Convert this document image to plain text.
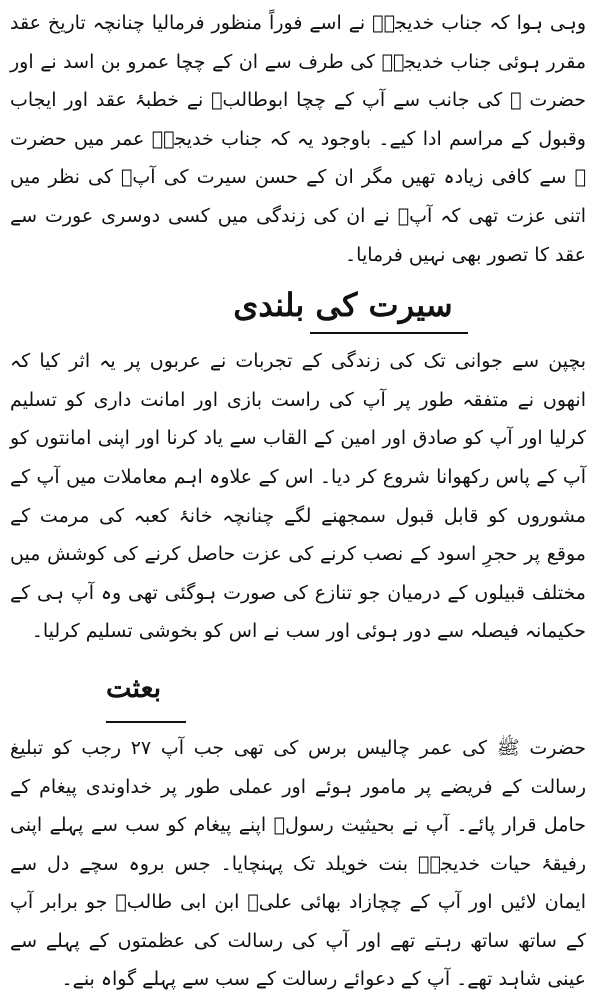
وہی ہوا کہ جناب خدیجہؓ نے اسے فوراً منظور فرمالیا چنانچہ تاریخ عقد مقرر ہوئی جناب خدیجہؓ کی طرف سے ان کے چچا عمرو بن اسد نے اور حضرت ﷺ کی جانب سے آپ کے چچا ابوطالبؑ نے خطبۂ عقد اور ایجاب وقبول کے مراسم ادا کیے۔ باوجود یہ کہ جناب خدیجہؓ عمر میں حضرت ﷺ سے کافی زیادہ تھیں مگر ان کے حسن سیرت کی آپؐ کی نظر میں اتنی عزت تھی کہ آپؐ نے ان کی زندگی میں کسی دوسری عورت سے عقد کا تصور بھی نہیں فرمایا۔

سیرت کی بلندی

بچپن سے جوانی تک کی زندگی کے تجربات نے عربوں پر یہ اثر کیا کہ انھوں نے متفقہ طور پر آپ کی راست بازی اور امانت داری کو تسلیم کرلیا اور آپ کو صادق اور امین کے القاب سے یاد کرنا اور اپنی امانتوں کو آپ کے پاس رکھوانا شروع کر دیا۔ اس کے علاوہ اہم معاملات میں آپ کے مشوروں کو قابل قبول سمجھنے لگے چنانچہ خانۂ کعبہ کی مرمت کے موقع پر حجرِ اسود کے نصب کرنے کی عزت حاصل کرنے کی کوشش میں مختلف قبیلوں کے درمیان جو تنازع کی صورت ہوگئی تھی وہ آپ ہی کے حکیمانہ فیصلہ سے دور ہوئی اور سب نے اس کو بخوشی تسلیم کرلیا۔

بعثت

حضرت ﷺ کی عمر چالیس برس کی تھی جب آپ ۲۷ رجب کو تبلیغ رسالت کے فریضے پر مامور ہوئے اور عملی طور پر خداوندی پیغام کے حامل قرار پائے۔ آپ نے بحیثیت رسولؐ اپنے پیغام کو سب سے پہلے اپنی رفیقۂ حیات خدیجہؓ بنت خویلد تک پہنچایا۔ جس بروہ سچے دل سے ایمان لائیں اور آپ کے چچازاد بھائی علیؑ ابن ابی طالبؑ جو برابر آپ کے ساتھ ساتھ رہتے تھے اور آپ کی رسالت کی عظمتوں کے پہلے سے عینی شاہد تھے۔ آپ کے دعوائے رسالت کے سب سے پہلے گواہ بنے۔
•••••
Images in the records should not be copied. Repeat all the rest exactly.

Convert this document image to plain text.
وہی ہوا کہ جناب خدیجہؓ نے اسے فوراً منظور فرمالیا چنانچہ تاریخ عقد مقرر ہوئی جناب خدیجہؓ کی طرف سے ان کے چچا عمرو بن اسد نے اور حضرت ﷺ کی جانب سے آپ کے چچا ابوطالبؑ نے خطبۂ عقد اور ایجاب وقبول کے مراسم ادا کیے۔ باوجود یہ کہ جناب خدیجہؓ عمر میں حضرت ﷺ سے کافی زیادہ تھیں مگر ان کے حسن سیرت کی آپؐ کی نظر میں اتنی عزت تھی کہ آپؐ نے ان کی زندگی میں کسی دوسری عورت سے عقد کا تصور بھی نہیں فرمایا۔

سیرت کی بلندی

بچپن سے جوانی تک کی زندگی کے تجربات نے عربوں پر یہ اثر کیا کہ انھوں نے متفقہ طور پر آپ کی راست بازی اور امانت داری کو تسلیم کرلیا اور آپ کو صادق اور امین کے القاب سے یاد کرنا اور اپنی امانتوں کو آپ کے پاس رکھوانا شروع کر دیا۔ اس کے علاوہ اہم معاملات میں آپ کے مشوروں کو قابل قبول سمجھنے لگے چنانچہ خانۂ کعبہ کی مرمت کے موقع پر حجرِ اسود کے نصب کرنے کی عزت حاصل کرنے کی کوشش میں مختلف قبیلوں کے درمیان جو تنازع کی صورت ہوگئی تھی وہ آپ ہی کے حکیمانہ فیصلہ سے دور ہوئی اور سب نے اس کو بخوشی تسلیم کرلیا۔

بعثت

حضرت ﷺ کی عمر چالیس برس کی تھی جب آپ ۲۷ رجب کو تبلیغ رسالت کے فریضے پر مامور ہوئے اور عملی طور پر خداوندی پیغام کے حامل قرار پائے۔ آپ نے بحیثیت رسولؐ اپنے پیغام کو سب سے پہلے اپنی رفیقۂ حیات خدیجہؓ بنت خویلد تک پہنچایا۔ جس بروہ سچے دل سے ایمان لائیں اور آپ کے چچازاد بھائی علیؑ ابن ابی طالبؑ جو برابر آپ کے ساتھ ساتھ رہتے تھے اور آپ کی رسالت کی عظمتوں کے پہلے سے عینی شاہد تھے۔ آپ کے دعوائے رسالت کے سب سے پہلے گواہ بنے۔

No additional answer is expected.